Two major libraries ensure the proper functioning of the entire package. The umd_process.py library deals with the umd files, like reading and printing. The crystallography.py library deals with all the information related to the actual atomic structure. The underlying philosophy of the crystallography.py library is to treat the lattice as a vectorial space. The unit cell parameters together with their orientation represent the basis vectors. The “Space” has a series of scalar attributes (specific volume, density, temperature, and specific number of atoms), thermodynamic properties (internal energy, pressure, heat capacity, etc.), and a series of tensorial properties (stress and elasticity). Atoms populate this space. The “Lattice” class defines this ensemble, alongside various few short calculations, like specific volume, density, obtaining the reciprocal lattice from the direct one, etc. The “Atoms” class defines the atoms. They are characterized by a series of scalar properties (name, symbol, mass, number of electrons, etc.) and a series of vectorial properties (the position in space, either relative to the vectorial basis described in the Lattice class, or relative to universal Cartesian coordinates, velocities, forces, etc.). Apart from these two classes, the crystallography.py library contains a series of functions to perform a variety of tests and calculations, such as atomic distances, or cell multiplication. The periodic table of the elements is also included as a dictionary.

The various components of the umd package write several output files. As a general rule, they are all ASCII files, all their entries are separated by tabs, and they are made as self-explanatory as possible. For example, they always clearly indicate the physical property and its units. The umd.dat files fully comply with this rule.

Protocol

1. Analysis of the molecular-dynamics runs

NOTE: The package is available via the GitHub website (https://github.com/rcaracas/UMD_package) and via a dedicated page (http://moonimpact.eu/umd-package/) of the ERC IMPACT project as an open-access package.

  1. Extract each specific set of physical properties using one or more dedicated Python scripts from the package. Run all the scripts at the command line; they all employ a series of flags, which are as consistent as possible from one script to another. The flags, their meaning, and default values are all summarized in Table 1.
Flag Meaning Script using it Default value
-h Short help all
-f UMD file name all
-i Thermalization steps to be discarded all 0
-i Input file containing the interatomic bonds speciation bonds.input
-s Sampling of the frequency msd, speciation 1 (every step is considered)
-a List of atoms or anions speciation
-c List of cations speciation
-l Bond length speciation 2
-t Temperature vibrations, rheology
-v Discretization of the width of the sampling window of the trajectory for the mean-square displacement analysis msd 20
-z Discretization of the start of the sampling window of the trajectory for the mean-square displacement analysis msd 20

Table 1: Most common flags used in the UMD package and their most common significance.

  1. Start with transforming the output of the MD simulation performed in a first-principles code, like VASP8 or QBox9, into a UMD file.
    1. If the MD simulations were done in VASP, then at the command line type:
      VaspParser.py -f <OUTCAR_filename> -i <InitialStep>
      where –f flag defines the name of the VASP OUTCAR file, and the –i the thermalization length.

§

*CHALLENGES*
**1)** Answer these questions using the UMD package text.
(a) Which library handles reading and printing the umd files?
(b) What character separates the entries in the package's output files?
(c) What is the default value of the -s flag?
**2)** Write the next part of the UMD package protocol, starting after its last sentence.

*ENTRIES PROVIDED*

§

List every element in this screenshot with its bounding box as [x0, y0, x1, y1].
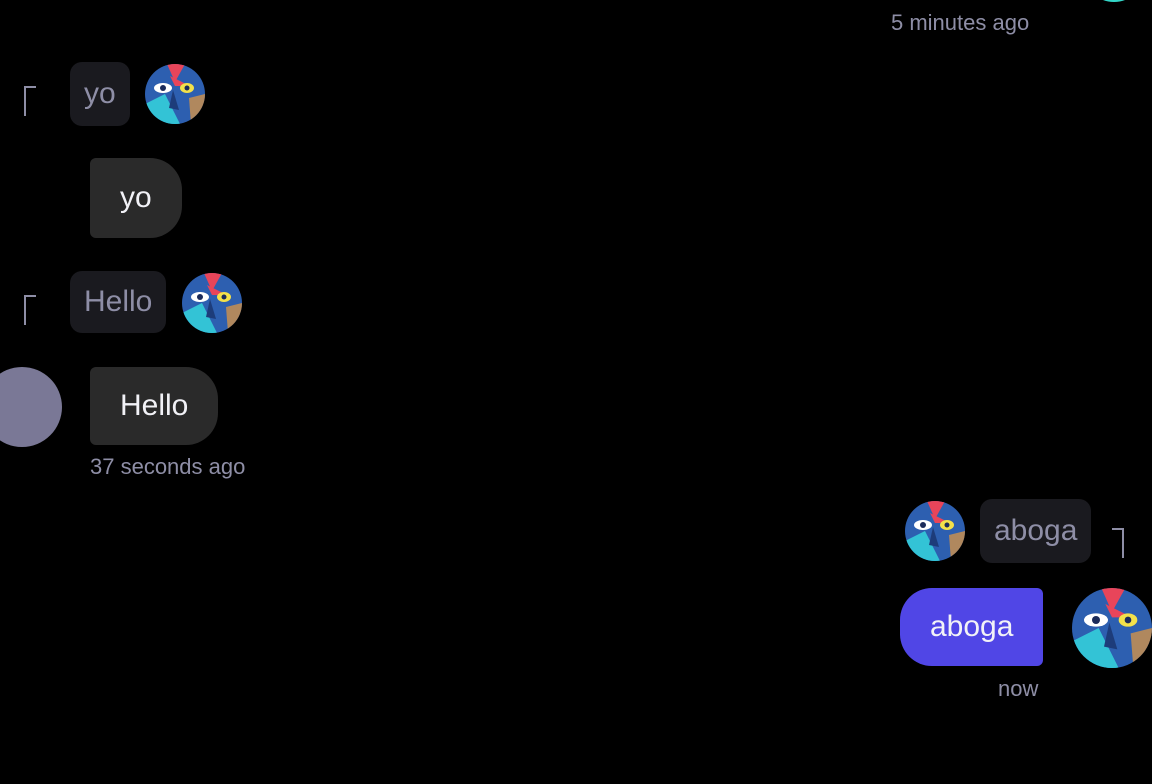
reply-quote[interactable]: yo [70, 62, 130, 126]
message-timestamp: 37 seconds ago [90, 454, 246, 479]
reply-bracket-icon [24, 295, 36, 325]
avatar-partial-top[interactable] [1084, 0, 1144, 2]
bird-portrait-avatar-icon [182, 273, 242, 333]
reply-quote[interactable]: aboga [980, 499, 1092, 563]
reply-bracket-icon [1112, 528, 1124, 558]
bird-portrait-avatar-icon [1072, 588, 1152, 668]
avatar[interactable] [145, 64, 205, 124]
reply-bracket-icon [24, 86, 36, 116]
bird-portrait-avatar-icon [905, 501, 965, 561]
avatar[interactable] [905, 501, 965, 561]
reply-quote[interactable]: Hello [70, 271, 167, 333]
avatar[interactable] [1072, 588, 1152, 668]
message-bubble[interactable]: aboga [900, 588, 1044, 666]
avatar[interactable] [182, 273, 242, 333]
message-bubble[interactable]: Hello [90, 367, 219, 445]
bird-portrait-avatar-icon [145, 64, 205, 124]
message-timestamp: 5 minutes ago [891, 10, 1030, 35]
chat-thread: 5 minutes ago yo yo Hello Hello 37 secon… [0, 0, 1152, 784]
message-bubble[interactable]: yo [90, 158, 182, 238]
message-timestamp: now [998, 676, 1039, 701]
placeholder-avatar-icon[interactable] [0, 367, 62, 447]
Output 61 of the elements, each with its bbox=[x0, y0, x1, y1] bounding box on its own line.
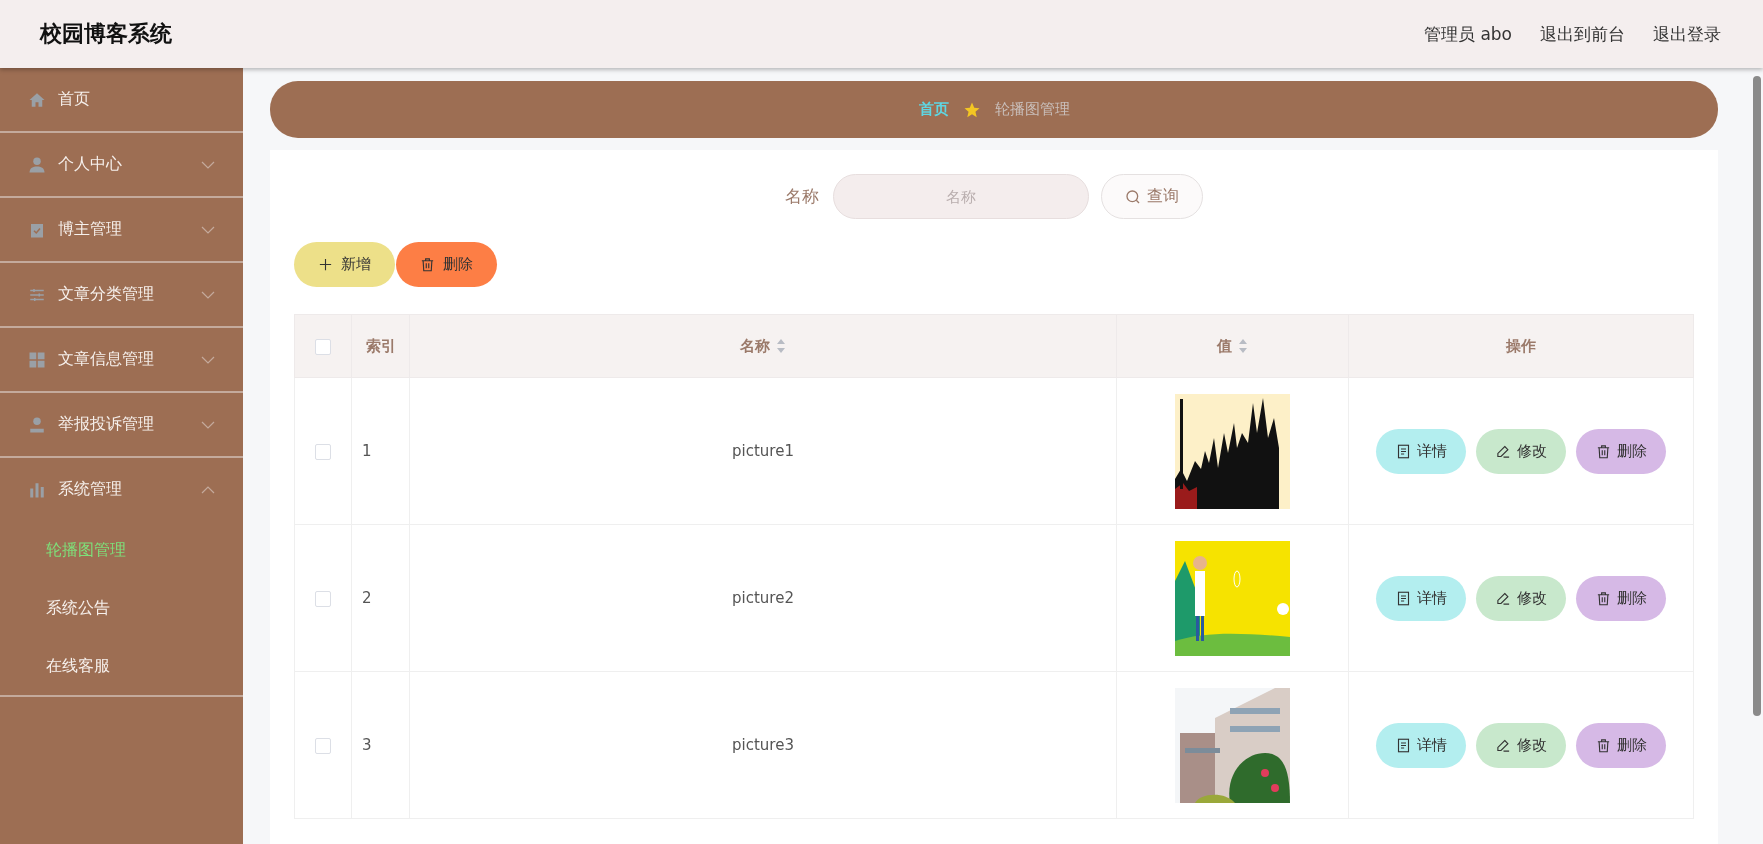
edit-button[interactable]: 修改 bbox=[1476, 428, 1566, 474]
add-button[interactable]: 新增 bbox=[294, 242, 395, 287]
column-header: 操作 bbox=[1506, 336, 1536, 356]
checkbox[interactable] bbox=[315, 590, 331, 607]
table-cell: picture3 bbox=[732, 736, 794, 754]
trash-icon bbox=[1595, 737, 1611, 753]
detail-button[interactable]: 详情 bbox=[1376, 722, 1466, 768]
column-header: 名称 bbox=[740, 336, 770, 356]
scrollbar[interactable] bbox=[1753, 76, 1761, 716]
bar-chart-icon bbox=[28, 480, 46, 499]
plus-icon bbox=[318, 257, 333, 272]
pencil-icon bbox=[1495, 590, 1511, 606]
sidebar-item[interactable]: 博主管理 bbox=[0, 198, 243, 261]
checkbox[interactable] bbox=[315, 338, 331, 355]
column-header: 值 bbox=[1217, 336, 1232, 356]
header-link[interactable]: 管理员 abo bbox=[1424, 22, 1512, 46]
delete-button[interactable]: 删除 bbox=[1576, 575, 1666, 621]
checkbox[interactable] bbox=[315, 737, 331, 754]
search-field[interactable]: 名称 bbox=[833, 174, 1089, 219]
detail-button[interactable]: 详情 bbox=[1376, 575, 1466, 621]
table-cell: 1 bbox=[362, 442, 372, 460]
edit-button[interactable]: 修改 bbox=[1476, 575, 1566, 621]
grid-icon bbox=[28, 350, 46, 369]
delete-button[interactable]: 删除 bbox=[1576, 722, 1666, 768]
edit-button[interactable]: 修改 bbox=[1476, 722, 1566, 768]
trash-icon bbox=[1595, 590, 1611, 606]
column-header: 索引 bbox=[365, 336, 396, 356]
trash-icon bbox=[1595, 443, 1611, 459]
sidebar-subitem[interactable]: 在线客服 bbox=[0, 637, 243, 695]
table-cell: picture2 bbox=[732, 589, 794, 607]
sidebar-item[interactable]: 首页 bbox=[0, 68, 243, 131]
document-icon bbox=[1395, 443, 1411, 459]
user-icon bbox=[28, 155, 46, 174]
table-cell: 2 bbox=[362, 589, 372, 607]
sidebar-item[interactable]: 文章信息管理 bbox=[0, 328, 243, 391]
checkbox[interactable] bbox=[315, 443, 331, 460]
search-button[interactable]: 查询 bbox=[1101, 174, 1203, 219]
app-title: 校园博客系统 bbox=[40, 20, 172, 48]
sort-icon[interactable] bbox=[776, 338, 786, 354]
header-link[interactable]: 退出到前台 bbox=[1540, 22, 1625, 46]
sidebar-item[interactable]: 系统管理 bbox=[0, 458, 243, 521]
table-cell: 3 bbox=[362, 736, 372, 754]
search-label: 名称 bbox=[785, 185, 819, 208]
pencil-icon bbox=[1495, 443, 1511, 459]
delete-button[interactable]: 删除 bbox=[396, 242, 497, 287]
table-cell: picture1 bbox=[732, 442, 794, 460]
delete-button[interactable]: 删除 bbox=[1576, 428, 1666, 474]
header-link[interactable]: 退出登录 bbox=[1653, 22, 1721, 46]
detail-button[interactable]: 详情 bbox=[1376, 428, 1466, 474]
sidebar-item[interactable]: 文章分类管理 bbox=[0, 263, 243, 326]
search-icon bbox=[1125, 188, 1141, 205]
sort-icon[interactable] bbox=[1238, 338, 1248, 354]
document-icon bbox=[1395, 737, 1411, 753]
breadcrumb-current: 轮播图管理 bbox=[994, 100, 1070, 119]
sidebar-subitem[interactable]: 系统公告 bbox=[0, 579, 243, 637]
stamp-icon bbox=[28, 415, 46, 434]
trash-icon bbox=[420, 257, 435, 272]
sidebar-item[interactable]: 个人中心 bbox=[0, 133, 243, 196]
pencil-icon bbox=[1495, 737, 1511, 753]
document-icon bbox=[1395, 590, 1411, 606]
sidebar-item[interactable]: 举报投诉管理 bbox=[0, 393, 243, 456]
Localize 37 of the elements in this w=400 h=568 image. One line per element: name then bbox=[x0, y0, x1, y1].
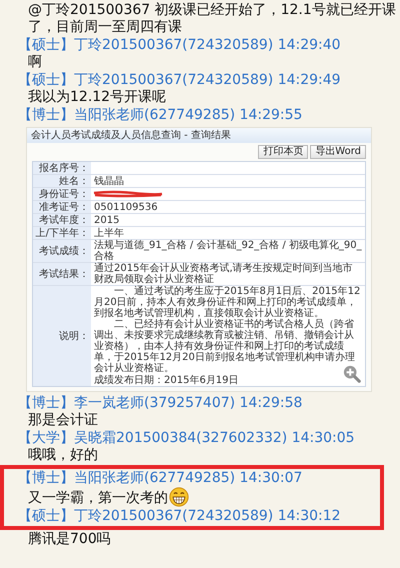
message-text: 腾讯是700吗 bbox=[28, 531, 111, 548]
message-header: 【博士】李一岚老师(379257407) 14:29:58 bbox=[18, 395, 304, 412]
message-header: 【硕士】丁玲201500367(724320589) 14:30:12 bbox=[18, 508, 342, 525]
message-header: 【硕士】丁玲201500367(724320589) 14:29:40 bbox=[18, 37, 342, 54]
message-text: 又一学霸，第一次考的 bbox=[28, 490, 168, 507]
note-paragraph: 一、通过考试的考生应于2015年8月1日后、2015年12月20日前，持本人有效身份证件和网上打印的考试成绩单，到报名地考试管理机构，直接领取会计从业资格证。 bbox=[94, 286, 362, 319]
field-label: 身份证号： bbox=[33, 188, 91, 200]
field-label: 考试成绩： bbox=[33, 240, 91, 262]
toolbar-button[interactable]: 打印本页 bbox=[258, 145, 308, 159]
grin-emoji-icon bbox=[169, 487, 189, 507]
message-text: 我以为12.12号开课呢 bbox=[28, 89, 166, 106]
page-title-bar: 会计人员考试成绩及人员信息查询 - 查询结果 bbox=[27, 128, 371, 143]
field-label: 考试结果： bbox=[33, 263, 91, 285]
message-header: 【博士】当阳张老师(627749285) 14:30:07 bbox=[18, 470, 304, 487]
message-header: 【硕士】丁玲201500367(724320589) 14:29:49 bbox=[18, 72, 342, 89]
field-label: 准考证号： bbox=[33, 201, 91, 213]
field-value: 0501109536 bbox=[94, 202, 159, 212]
note-paragraph: 二、已经持有会计从业资格证书的考试合格人员（跨省调出、未按要求完成继续教育或被注销、吊销、撤销会计从业资格），由本人持有效身份证件和网上打印的考试成绩单，于2015年12月20日前到报名地考试管理机构申请办理会计从业资格证。 bbox=[94, 319, 356, 374]
zoom-in-icon[interactable] bbox=[343, 365, 361, 383]
field-label: 考试年度： bbox=[33, 214, 91, 226]
field-label: 姓名： bbox=[33, 175, 91, 187]
message-text: @丁玲201500367 初级课已经开始了，12.1号就已经开课了，目前周一至周四有课 bbox=[28, 2, 397, 36]
field-value: 钱晶晶 bbox=[94, 176, 125, 186]
note-paragraph: 成绩发布日期：2015年6月19日 bbox=[94, 375, 240, 386]
message-text: 哦哦，好的 bbox=[28, 447, 98, 464]
field-value: 法规与道德_91_合格 / 会计基础_92_合格 / 初级电算化_90_合格 bbox=[94, 240, 362, 262]
field-value: 上半年 bbox=[94, 228, 125, 238]
message-header: 【大学】吴晓霜201500384(327602332) 14:30:05 bbox=[18, 430, 356, 447]
message-text: 啊 bbox=[28, 54, 42, 71]
field-label: 说明： bbox=[33, 286, 91, 386]
toolbar-button[interactable]: 导出Word bbox=[310, 145, 366, 159]
field-label: 上/下半年： bbox=[33, 227, 91, 239]
field-value: 通过2015年会计从业资格考试,请考生按规定时间到当地市财政局领取会计从业资格证 bbox=[94, 263, 354, 285]
message-text: 那是会计证 bbox=[28, 412, 98, 429]
field-value: 2015 bbox=[94, 214, 120, 226]
message-header: 【博士】当阳张老师(627749285) 14:29:55 bbox=[18, 107, 304, 124]
field-label: 报名序号： bbox=[33, 162, 91, 174]
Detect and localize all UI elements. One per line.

§

*OUTPUTS BY TASK*
**1)**
(a) The umd_process.py library.
(b) Tabs.
(c) 1, meaning every step is considered.

**2)**
      NOTE: The initial step, defined by –i allows for discarding the first steps of the simulations, which represent the thermalization. In a typical molecular-dynamics run, the first part to the calculation represents the thermalization, i.e., the time it takes the system for all atoms to describe a Gaussian-like distribution of the temperature, and for the entire system to exhibit fluctuations of the temperature, pressure, energy, etc. around equilibrium values. This thermalization part of the simulation should not be taken into account when analyzing the statistical properties of the fluid.
  2. Transform the .umd files into .xyz files to facilitate visualization on various other packages, like VMD4 or Vesta5. At the command line type:
    umd2xyz.py -f <umdfile> -i <InitialStep> -s <Sampling_Frequency>
    where –f defines the name of the .umd file, –i defines the thermalization period to be discarded, and –s the frequency of the sampling of the trajectory stored in the .umd file. Default values are –i 0 –s 1, i.e. considering all the steps of the simulation, without any being discarded.
  3. Reverse the umd file into VASP-type POSCAR files using the umd2poscar.py script; snapshots of the simulations can be selected with a predefined frequency. At the command line type:
    umd2poscar.py -f <umdfile> -i <InitialStep> -l <LastStep> -s <Sampling_Frequency>
    where –l represents the last step to be transformed into POSCAR file. Default values are -i 0 -l 10000000 -s 1. This value of –l is big enough to cover a typical entire trajectory.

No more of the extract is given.